> [Exercise directions] Reproduce all of the material exactly as shown.

> [Record set]
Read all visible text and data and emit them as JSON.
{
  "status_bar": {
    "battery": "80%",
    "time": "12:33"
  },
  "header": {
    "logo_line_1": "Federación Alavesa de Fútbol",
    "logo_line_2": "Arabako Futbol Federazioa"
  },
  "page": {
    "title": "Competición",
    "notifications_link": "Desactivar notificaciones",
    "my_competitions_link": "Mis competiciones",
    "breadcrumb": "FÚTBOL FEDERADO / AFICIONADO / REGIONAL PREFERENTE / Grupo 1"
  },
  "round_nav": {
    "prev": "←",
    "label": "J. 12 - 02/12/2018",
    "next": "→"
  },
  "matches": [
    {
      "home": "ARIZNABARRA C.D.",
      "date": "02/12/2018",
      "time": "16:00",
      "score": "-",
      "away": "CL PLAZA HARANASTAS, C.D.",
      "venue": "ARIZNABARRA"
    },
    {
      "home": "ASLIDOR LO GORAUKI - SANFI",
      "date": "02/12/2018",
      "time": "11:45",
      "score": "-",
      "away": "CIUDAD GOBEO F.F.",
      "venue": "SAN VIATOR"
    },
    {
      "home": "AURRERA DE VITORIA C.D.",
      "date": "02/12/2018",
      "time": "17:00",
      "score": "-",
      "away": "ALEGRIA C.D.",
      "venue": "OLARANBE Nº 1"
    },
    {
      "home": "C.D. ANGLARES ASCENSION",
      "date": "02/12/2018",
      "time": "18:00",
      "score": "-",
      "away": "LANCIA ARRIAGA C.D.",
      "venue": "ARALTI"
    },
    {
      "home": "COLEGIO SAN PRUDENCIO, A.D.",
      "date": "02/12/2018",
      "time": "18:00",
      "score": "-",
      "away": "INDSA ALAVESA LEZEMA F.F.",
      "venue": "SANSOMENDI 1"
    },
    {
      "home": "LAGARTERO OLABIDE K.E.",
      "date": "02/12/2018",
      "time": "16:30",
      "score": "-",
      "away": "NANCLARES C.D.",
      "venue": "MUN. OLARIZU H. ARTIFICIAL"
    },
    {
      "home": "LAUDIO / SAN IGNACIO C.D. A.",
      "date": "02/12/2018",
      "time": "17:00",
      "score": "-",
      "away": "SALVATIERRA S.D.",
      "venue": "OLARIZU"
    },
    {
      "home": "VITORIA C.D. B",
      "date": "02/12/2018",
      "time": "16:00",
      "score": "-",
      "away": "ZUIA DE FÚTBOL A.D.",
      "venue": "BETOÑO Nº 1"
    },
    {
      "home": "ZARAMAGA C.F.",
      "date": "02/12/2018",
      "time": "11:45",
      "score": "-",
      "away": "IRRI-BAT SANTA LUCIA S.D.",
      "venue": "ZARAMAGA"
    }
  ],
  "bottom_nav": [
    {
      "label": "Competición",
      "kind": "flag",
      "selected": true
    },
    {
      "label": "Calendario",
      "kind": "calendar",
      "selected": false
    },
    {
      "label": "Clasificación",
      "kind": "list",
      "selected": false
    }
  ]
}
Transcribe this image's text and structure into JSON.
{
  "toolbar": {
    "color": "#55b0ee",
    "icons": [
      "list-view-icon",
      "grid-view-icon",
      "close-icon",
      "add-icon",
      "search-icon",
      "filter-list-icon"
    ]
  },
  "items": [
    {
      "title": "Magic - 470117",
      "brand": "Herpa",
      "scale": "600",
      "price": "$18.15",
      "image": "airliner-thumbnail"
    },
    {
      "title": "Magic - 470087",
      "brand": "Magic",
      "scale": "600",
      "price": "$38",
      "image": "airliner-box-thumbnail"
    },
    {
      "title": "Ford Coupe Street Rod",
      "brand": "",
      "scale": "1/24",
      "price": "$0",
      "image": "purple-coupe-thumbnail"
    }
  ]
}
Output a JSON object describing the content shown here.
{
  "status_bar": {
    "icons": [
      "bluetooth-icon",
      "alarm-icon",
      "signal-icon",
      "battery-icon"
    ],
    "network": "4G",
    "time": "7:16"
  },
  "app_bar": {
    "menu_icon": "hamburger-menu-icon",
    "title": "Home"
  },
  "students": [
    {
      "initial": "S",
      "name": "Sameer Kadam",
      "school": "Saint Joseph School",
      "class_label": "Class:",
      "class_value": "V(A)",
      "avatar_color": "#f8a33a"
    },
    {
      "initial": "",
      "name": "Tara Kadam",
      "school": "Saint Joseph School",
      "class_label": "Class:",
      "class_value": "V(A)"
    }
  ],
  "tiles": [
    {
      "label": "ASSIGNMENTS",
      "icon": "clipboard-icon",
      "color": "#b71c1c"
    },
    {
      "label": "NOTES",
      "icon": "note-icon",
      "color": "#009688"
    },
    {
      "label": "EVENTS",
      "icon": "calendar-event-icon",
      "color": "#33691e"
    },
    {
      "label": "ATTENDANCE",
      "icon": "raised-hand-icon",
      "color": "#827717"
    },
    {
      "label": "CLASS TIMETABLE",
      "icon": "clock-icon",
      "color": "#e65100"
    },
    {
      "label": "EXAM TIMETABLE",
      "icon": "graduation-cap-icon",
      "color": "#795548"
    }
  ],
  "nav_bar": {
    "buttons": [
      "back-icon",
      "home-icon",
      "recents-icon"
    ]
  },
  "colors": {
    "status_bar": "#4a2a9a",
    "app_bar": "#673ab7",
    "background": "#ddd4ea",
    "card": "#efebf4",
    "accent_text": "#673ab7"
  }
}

> [The answer]
Read all visible text and data and emit them as JSON.
{
  "status_bar": {
    "battery": "80%",
    "time": "12:33"
  },
  "header": {
    "logo_line_1": "Federación Alavesa de Fútbol",
    "logo_line_2": "Arabako Futbol Federazioa"
  },
  "page": {
    "title": "Competición",
    "notifications_link": "Desactivar notificaciones",
    "my_competitions_link": "Mis competiciones",
    "breadcrumb": "FÚTBOL FEDERADO / AFICIONADO / REGIONAL PREFERENTE / Grupo 1"
  },
  "round_nav": {
    "prev": "←",
    "label": "J. 12 - 02/12/2018",
    "next": "→"
  },
  "matches": [
    {
      "home": "ARIZNABARRA C.D.",
      "date": "02/12/2018",
      "time": "16:00",
      "score": "-",
      "away": "CL PLAZA HARANASTAS, C.D.",
      "venue": "ARIZNABARRA"
    },
    {
      "home": "ASLIDOR LO GORAUKI - SANFI",
      "date": "02/12/2018",
      "time": "11:45",
      "score": "-",
      "away": "CIUDAD GOBEO F.F.",
      "venue": "SAN VIATOR"
    },
    {
      "home": "AURRERA DE VITORIA C.D.",
      "date": "02/12/2018",
      "time": "17:00",
      "score": "-",
      "away": "ALEGRIA C.D.",
      "venue": "OLARANBE Nº 1"
    },
    {
      "home": "C.D. ANGLARES ASCENSION",
      "date": "02/12/2018",
      "time": "18:00",
      "score": "-",
      "away": "LANCIA ARRIAGA C.D.",
      "venue": "ARALTI"
    },
    {
      "home": "COLEGIO SAN PRUDENCIO, A.D.",
      "date": "02/12/2018",
      "time": "18:00",
      "score": "-",
      "away": "INDSA ALAVESA LEZEMA F.F.",
      "venue": "SANSOMENDI 1"
    },
    {
      "home": "LAGARTERO OLABIDE K.E.",
      "date": "02/12/2018",
      "time": "16:30",
      "score": "-",
      "away": "NANCLARES C.D.",
      "venue": "MUN. OLARIZU H. ARTIFICIAL"
    },
    {
      "home": "LAUDIO / SAN IGNACIO C.D. A.",
      "date": "02/12/2018",
      "time": "17:00",
      "score": "-",
      "away": "SALVATIERRA S.D.",
      "venue": "OLARIZU"
    },
    {
      "home": "VITORIA C.D. B",
      "date": "02/12/2018",
      "time": "16:00",
      "score": "-",
      "away": "ZUIA DE FÚTBOL A.D.",
      "venue": "BETOÑO Nº 1"
    },
    {
      "home": "ZARAMAGA C.F.",
      "date": "02/12/2018",
      "time": "11:45",
      "score": "-",
      "away": "IRRI-BAT SANTA LUCIA S.D.",
      "venue": "ZARAMAGA"
    }
  ],
  "bottom_nav": [
    {
      "label": "Competición",
      "kind": "flag",
      "selected": true
    },
    {
      "label": "Calendario",
      "kind": "calendar",
      "selected": false
    },
    {
      "label": "Clasificación",
      "kind": "list",
      "selected": false
    }
  ]
}
Transcribe this image's text and structure into JSON.
{
  "toolbar": {
    "color": "#55b0ee",
    "icons": [
      "list-view-icon",
      "grid-view-icon",
      "close-icon",
      "add-icon",
      "search-icon",
      "filter-list-icon"
    ]
  },
  "items": [
    {
      "title": "Magic - 470117",
      "brand": "Herpa",
      "scale": "600",
      "price": "$18.15",
      "image": "airliner-thumbnail"
    },
    {
      "title": "Magic - 470087",
      "brand": "Magic",
      "scale": "600",
      "price": "$38",
      "image": "airliner-box-thumbnail"
    },
    {
      "title": "Ford Coupe Street Rod",
      "brand": "",
      "scale": "1/24",
      "price": "$0",
      "image": "purple-coupe-thumbnail"
    }
  ]
}
Output a JSON object describing the content shown here.
{
  "status_bar": {
    "icons": [
      "bluetooth-icon",
      "alarm-icon",
      "signal-icon",
      "battery-icon"
    ],
    "network": "4G",
    "time": "7:16"
  },
  "app_bar": {
    "menu_icon": "hamburger-menu-icon",
    "title": "Home"
  },
  "students": [
    {
      "initial": "S",
      "name": "Sameer Kadam",
      "school": "Saint Joseph School",
      "class_label": "Class:",
      "class_value": "V(A)",
      "avatar_color": "#f8a33a"
    },
    {
      "initial": "",
      "name": "Tara Kadam",
      "school": "Saint Joseph School",
      "class_label": "Class:",
      "class_value": "V(A)"
    }
  ],
  "tiles": [
    {
      "label": "ASSIGNMENTS",
      "icon": "clipboard-icon",
      "color": "#b71c1c"
    },
    {
      "label": "NOTES",
      "icon": "note-icon",
      "color": "#009688"
    },
    {
      "label": "EVENTS",
      "icon": "calendar-event-icon",
      "color": "#33691e"
    },
    {
      "label": "ATTENDANCE",
      "icon": "raised-hand-icon",
      "color": "#827717"
    },
    {
      "label": "CLASS TIMETABLE",
      "icon": "clock-icon",
      "color": "#e65100"
    },
    {
      "label": "EXAM TIMETABLE",
      "icon": "graduation-cap-icon",
      "color": "#795548"
    }
  ],
  "nav_bar": {
    "buttons": [
      "back-icon",
      "home-icon",
      "recents-icon"
    ]
  },
  "colors": {
    "status_bar": "#4a2a9a",
    "app_bar": "#673ab7",
    "background": "#ddd4ea",
    "card": "#efebf4",
    "accent_text": "#673ab7"
  }
}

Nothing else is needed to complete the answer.